▶ Aim
Please output every line of the material as it stands, without the pictures.

▶ Data excerpts
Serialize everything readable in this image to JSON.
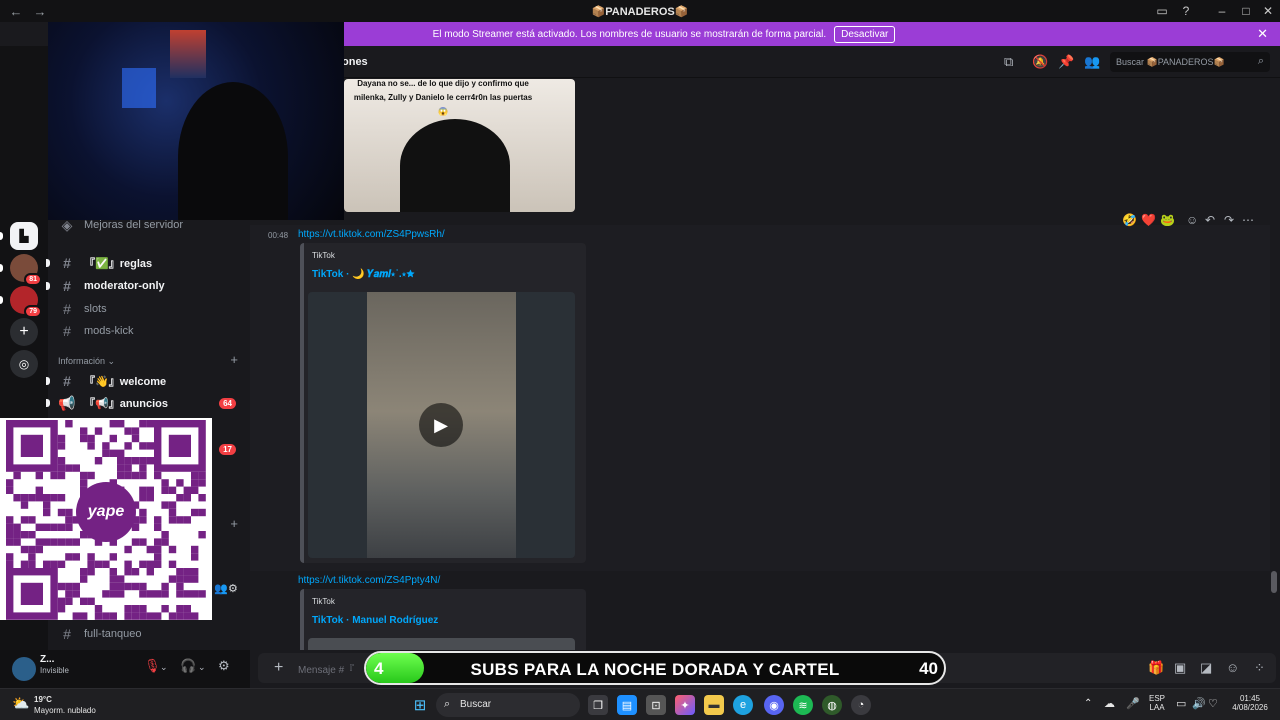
{
  "window": {
    "title": "📦PANADEROS📦",
    "back_icon": "←",
    "forward_icon": "→"
  },
  "banner": {
    "text": "El modo Streamer está activado. Los nombres de usuario se mostrarán de forma parcial.",
    "button": "Desactivar"
  },
  "header": {
    "title": "ones",
    "search_placeholder": "Buscar 📦PANADEROS📦"
  },
  "rail": {
    "badges": [
      "81",
      "79"
    ]
  },
  "sidebar": {
    "boosts": "Mejoras del servidor",
    "channels_top": [
      {
        "label": "『✅』reglas",
        "unread": true
      },
      {
        "label": "moderator-only",
        "unread": true
      },
      {
        "label": "slots",
        "unread": false
      },
      {
        "label": "mods-kick",
        "unread": false
      }
    ],
    "category": "Información",
    "channels_info": [
      {
        "label": "『👋』welcome",
        "unread": true
      },
      {
        "label": "『📢』anuncios",
        "unread": true,
        "badge": "64"
      }
    ],
    "hidden_badge": "17",
    "bottom_channel": "full-tanqueo"
  },
  "user": {
    "name": "Z...",
    "status": "Invisible"
  },
  "messages": {
    "first_video_caption": "Dayana no se... de lo que dijo y confirmo que milenka, Zully y Danielo le cerr4r0n las puertas 😱",
    "time": "00:48",
    "link1": "https://vt.tiktok.com/ZS4PpwsRh/",
    "embed1_provider": "TikTok",
    "embed1_title": "TikTok · 🌙 𝒀𝒂𝒎𝒊⋆˙.⋆✮",
    "link2": "https://vt.tiktok.com/ZS4Ppty4N/",
    "embed2_provider": "TikTok",
    "embed2_title": "TikTok · Manuel Rodríguez",
    "reactions": [
      "🤣",
      "❤️",
      "🐸"
    ]
  },
  "composer": {
    "placeholder": "Mensaje #『"
  },
  "overlay": {
    "subs_current": "4",
    "subs_text": "SUBS PARA LA NOCHE DORADA Y CARTEL",
    "subs_goal": "40",
    "subs_progress": 0.1,
    "qr_brand": "yape",
    "qr_brand_color": "#742284"
  },
  "taskbar": {
    "temp": "19°C",
    "weather": "Mayorm. nublado",
    "search": "Buscar",
    "lang1": "ESP",
    "lang2": "LAA",
    "time": "01:45",
    "date": "4/08/2026"
  }
}
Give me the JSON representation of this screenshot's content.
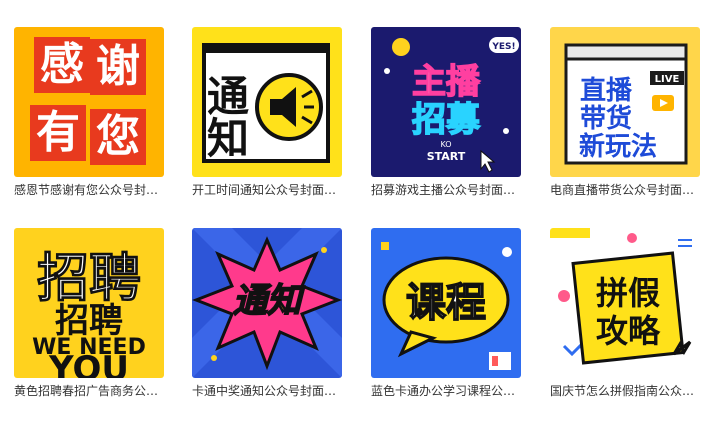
{
  "cards": [
    {
      "caption": "感恩节感谢有您公众号封面首图",
      "art": [
        "感",
        "谢",
        "有",
        "您"
      ]
    },
    {
      "caption": "开工时间通知公众号封面首图",
      "art": [
        "通",
        "知"
      ]
    },
    {
      "caption": "招募游戏主播公众号封面首图",
      "art": [
        "主播",
        "招募",
        "YES!",
        "KO",
        "START"
      ]
    },
    {
      "caption": "电商直播带货公众号封面首图",
      "art": [
        "直播",
        "带货",
        "新玩法",
        "LIVE"
      ]
    },
    {
      "caption": "黄色招聘春招广告商务公众号封面首图",
      "art": [
        "招聘",
        "招聘",
        "WE NEED",
        "YOU"
      ]
    },
    {
      "caption": "卡通中奖通知公众号封面首图",
      "art": [
        "通知"
      ]
    },
    {
      "caption": "蓝色卡通办公学习课程公众号封面首图",
      "art": [
        "课程"
      ]
    },
    {
      "caption": "国庆节怎么拼假指南公众号封面首图",
      "art": [
        "拼假",
        "攻略"
      ]
    }
  ]
}
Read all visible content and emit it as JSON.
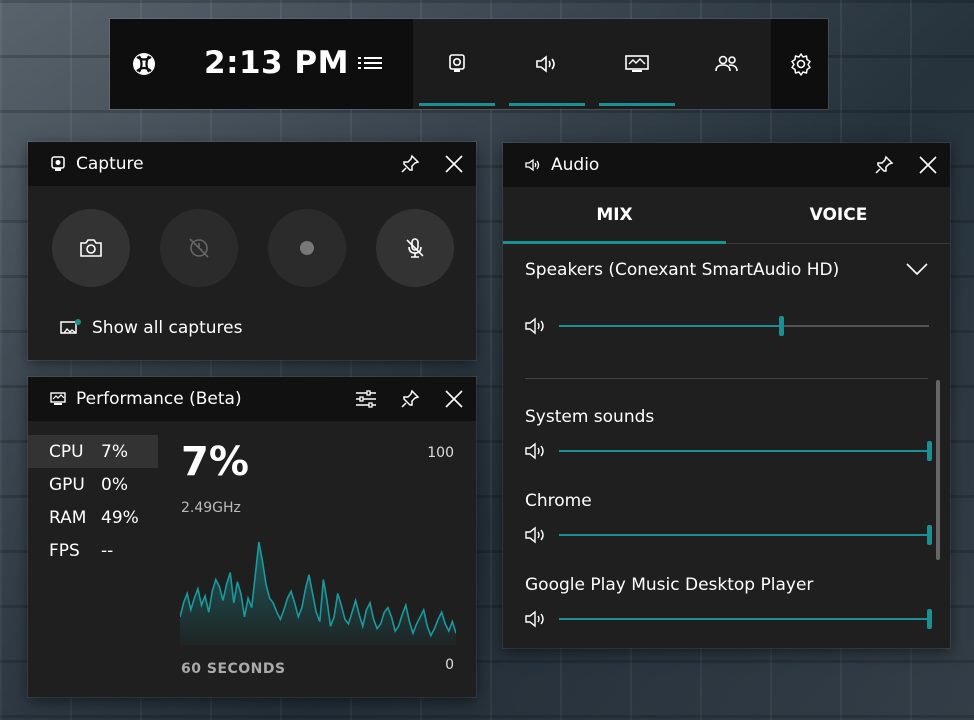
{
  "topbar": {
    "time": "2:13 PM",
    "widgets": [
      "capture-icon",
      "audio-icon",
      "performance-icon",
      "social-icon"
    ]
  },
  "capture": {
    "title": "Capture",
    "show_all": "Show all captures"
  },
  "performance": {
    "title": "Performance (Beta)",
    "stats": [
      {
        "name": "CPU",
        "value": "7%"
      },
      {
        "name": "GPU",
        "value": "0%"
      },
      {
        "name": "RAM",
        "value": "49%"
      },
      {
        "name": "FPS",
        "value": "--"
      }
    ],
    "current": "7%",
    "frequency": "2.49GHz",
    "axis_max": "100",
    "axis_min": "0",
    "window_label": "60 SECONDS",
    "history": [
      12,
      18,
      22,
      15,
      20,
      24,
      17,
      21,
      14,
      23,
      28,
      25,
      19,
      26,
      31,
      18,
      27,
      22,
      12,
      20,
      16,
      30,
      44,
      36,
      26,
      20,
      18,
      14,
      11,
      15,
      20,
      23,
      18,
      12,
      16,
      24,
      30,
      22,
      14,
      10,
      28,
      19,
      8,
      12,
      22,
      17,
      11,
      9,
      14,
      19,
      13,
      8,
      15,
      18,
      11,
      7,
      9,
      14,
      16,
      12,
      6,
      8,
      13,
      17,
      10,
      5,
      9,
      12,
      15,
      8,
      4,
      7,
      11,
      14,
      9,
      6,
      10,
      5
    ]
  },
  "audio": {
    "title": "Audio",
    "tabs": [
      {
        "label": "MIX"
      },
      {
        "label": "VOICE"
      }
    ],
    "device": "Speakers (Conexant SmartAudio HD)",
    "device_volume": 0.6,
    "apps": [
      {
        "name": "System sounds",
        "volume": 1.0
      },
      {
        "name": "Chrome",
        "volume": 1.0
      },
      {
        "name": "Google Play Music Desktop Player",
        "volume": 1.0
      }
    ]
  },
  "colors": {
    "accent": "#1b8f92",
    "panel": "#1f1f1f",
    "titlebar": "#111111"
  }
}
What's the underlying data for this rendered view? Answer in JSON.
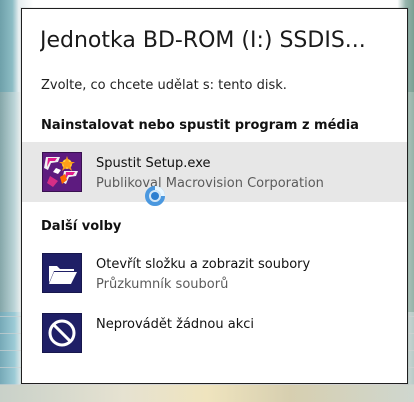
{
  "dialog": {
    "title": "Jednotka BD-ROM (I:) SSDIS...",
    "subtitle": "Zvolte, co chcete udělat s: tento disk.",
    "sections": {
      "install": {
        "label": "Nainstalovat nebo spustit program z média"
      },
      "other": {
        "label": "Další volby"
      }
    },
    "options": {
      "setup": {
        "title": "Spustit Setup.exe",
        "subtitle": "Publikoval Macrovision Corporation",
        "icon": "setup-installer-icon",
        "selected": true
      },
      "open_folder": {
        "title": "Otevřít složku a zobrazit soubory",
        "subtitle": "Průzkumník souborů",
        "icon": "folder-open-icon"
      },
      "no_action": {
        "title": "Neprovádět žádnou akci",
        "icon": "prohibited-icon"
      }
    },
    "cursor": {
      "icon": "busy-cursor-icon"
    }
  },
  "colors": {
    "dialog_bg": "#ffffff",
    "selected_row": "#e7e7e7",
    "icon_blue": "#1f1f66",
    "setup_icon_purple": "#5d1b7f",
    "text_primary": "#111111",
    "text_secondary": "#5b5b5b"
  }
}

▶ Solution to the exercise
Serialize everything readable in this image to JSON.
{
  "window": {
    "title": "📦PANADEROS📦",
    "back_icon": "←",
    "forward_icon": "→"
  },
  "banner": {
    "text": "El modo Streamer está activado. Los nombres de usuario se mostrarán de forma parcial.",
    "button": "Desactivar"
  },
  "header": {
    "title": "ones",
    "search_placeholder": "Buscar 📦PANADEROS📦"
  },
  "rail": {
    "badges": [
      "81",
      "79"
    ]
  },
  "sidebar": {
    "boosts": "Mejoras del servidor",
    "channels_top": [
      {
        "label": "『✅』reglas",
        "unread": true
      },
      {
        "label": "moderator-only",
        "unread": true
      },
      {
        "label": "slots",
        "unread": false
      },
      {
        "label": "mods-kick",
        "unread": false
      }
    ],
    "category": "Información",
    "channels_info": [
      {
        "label": "『👋』welcome",
        "unread": true
      },
      {
        "label": "『📢』anuncios",
        "unread": true,
        "badge": "64"
      }
    ],
    "hidden_badge": "17",
    "bottom_channel": "full-tanqueo"
  },
  "user": {
    "name": "Z...",
    "status": "Invisible"
  },
  "messages": {
    "first_video_caption": "Dayana no se... de lo que dijo y confirmo que milenka, Zully y Danielo le cerr4r0n las puertas 😱",
    "time": "00:48",
    "link1": "https://vt.tiktok.com/ZS4PpwsRh/",
    "embed1_provider": "TikTok",
    "embed1_title": "TikTok · 🌙 𝒀𝒂𝒎𝒊⋆˙.⋆✮",
    "link2": "https://vt.tiktok.com/ZS4Ppty4N/",
    "embed2_provider": "TikTok",
    "embed2_title": "TikTok · Manuel Rodríguez",
    "reactions": [
      "🤣",
      "❤️",
      "🐸"
    ]
  },
  "composer": {
    "placeholder": "Mensaje #『"
  },
  "overlay": {
    "subs_current": "4",
    "subs_text": "SUBS PARA LA NOCHE DORADA Y CARTEL",
    "subs_goal": "40",
    "subs_progress": 0.1,
    "qr_brand": "yape",
    "qr_brand_color": "#742284"
  },
  "taskbar": {
    "temp": "19°C",
    "weather": "Mayorm. nublado",
    "search": "Buscar",
    "lang1": "ESP",
    "lang2": "LAA",
    "time": "01:45",
    "date": "4/08/2026"
  }
}
Give me the JSON representation of this screenshot's content.
{
  "cards": [
    {
      "caption": "感恩节感谢有您公众号封面首图",
      "art": [
        "感",
        "谢",
        "有",
        "您"
      ]
    },
    {
      "caption": "开工时间通知公众号封面首图",
      "art": [
        "通",
        "知"
      ]
    },
    {
      "caption": "招募游戏主播公众号封面首图",
      "art": [
        "主播",
        "招募",
        "YES!",
        "KO",
        "START"
      ]
    },
    {
      "caption": "电商直播带货公众号封面首图",
      "art": [
        "直播",
        "带货",
        "新玩法",
        "LIVE"
      ]
    },
    {
      "caption": "黄色招聘春招广告商务公众号封面首图",
      "art": [
        "招聘",
        "招聘",
        "WE NEED",
        "YOU"
      ]
    },
    {
      "caption": "卡通中奖通知公众号封面首图",
      "art": [
        "通知"
      ]
    },
    {
      "caption": "蓝色卡通办公学习课程公众号封面首图",
      "art": [
        "课程"
      ]
    },
    {
      "caption": "国庆节怎么拼假指南公众号封面首图",
      "art": [
        "拼假",
        "攻略"
      ]
    }
  ]
}
Read all visible content and emit it as JSON.
{
  "topbar": {
    "time": "2:13 PM",
    "widgets": [
      "capture-icon",
      "audio-icon",
      "performance-icon",
      "social-icon"
    ]
  },
  "capture": {
    "title": "Capture",
    "show_all": "Show all captures"
  },
  "performance": {
    "title": "Performance (Beta)",
    "stats": [
      {
        "name": "CPU",
        "value": "7%"
      },
      {
        "name": "GPU",
        "value": "0%"
      },
      {
        "name": "RAM",
        "value": "49%"
      },
      {
        "name": "FPS",
        "value": "--"
      }
    ],
    "current": "7%",
    "frequency": "2.49GHz",
    "axis_max": "100",
    "axis_min": "0",
    "window_label": "60 SECONDS",
    "history": [
      12,
      18,
      22,
      15,
      20,
      24,
      17,
      21,
      14,
      23,
      28,
      25,
      19,
      26,
      31,
      18,
      27,
      22,
      12,
      20,
      16,
      30,
      44,
      36,
      26,
      20,
      18,
      14,
      11,
      15,
      20,
      23,
      18,
      12,
      16,
      24,
      30,
      22,
      14,
      10,
      28,
      19,
      8,
      12,
      22,
      17,
      11,
      9,
      14,
      19,
      13,
      8,
      15,
      18,
      11,
      7,
      9,
      14,
      16,
      12,
      6,
      8,
      13,
      17,
      10,
      5,
      9,
      12,
      15,
      8,
      4,
      7,
      11,
      14,
      9,
      6,
      10,
      5
    ]
  },
  "audio": {
    "title": "Audio",
    "tabs": [
      {
        "label": "MIX"
      },
      {
        "label": "VOICE"
      }
    ],
    "device": "Speakers (Conexant SmartAudio HD)",
    "device_volume": 0.6,
    "apps": [
      {
        "name": "System sounds",
        "volume": 1.0
      },
      {
        "name": "Chrome",
        "volume": 1.0
      },
      {
        "name": "Google Play Music Desktop Player",
        "volume": 1.0
      }
    ]
  },
  "colors": {
    "accent": "#1b8f92",
    "panel": "#1f1f1f",
    "titlebar": "#111111"
  }
}
What's the underlying data for this rendered view? Answer in JSON.
{
  "dialog": {
    "title": "Jednotka BD-ROM (I:) SSDIS...",
    "subtitle": "Zvolte, co chcete udělat s: tento disk.",
    "sections": {
      "install": {
        "label": "Nainstalovat nebo spustit program z média"
      },
      "other": {
        "label": "Další volby"
      }
    },
    "options": {
      "setup": {
        "title": "Spustit Setup.exe",
        "subtitle": "Publikoval Macrovision Corporation",
        "icon": "setup-installer-icon",
        "selected": true
      },
      "open_folder": {
        "title": "Otevřít složku a zobrazit soubory",
        "subtitle": "Průzkumník souborů",
        "icon": "folder-open-icon"
      },
      "no_action": {
        "title": "Neprovádět žádnou akci",
        "icon": "prohibited-icon"
      }
    },
    "cursor": {
      "icon": "busy-cursor-icon"
    }
  },
  "colors": {
    "dialog_bg": "#ffffff",
    "selected_row": "#e7e7e7",
    "icon_blue": "#1f1f66",
    "setup_icon_purple": "#5d1b7f",
    "text_primary": "#111111",
    "text_secondary": "#5b5b5b"
  }
}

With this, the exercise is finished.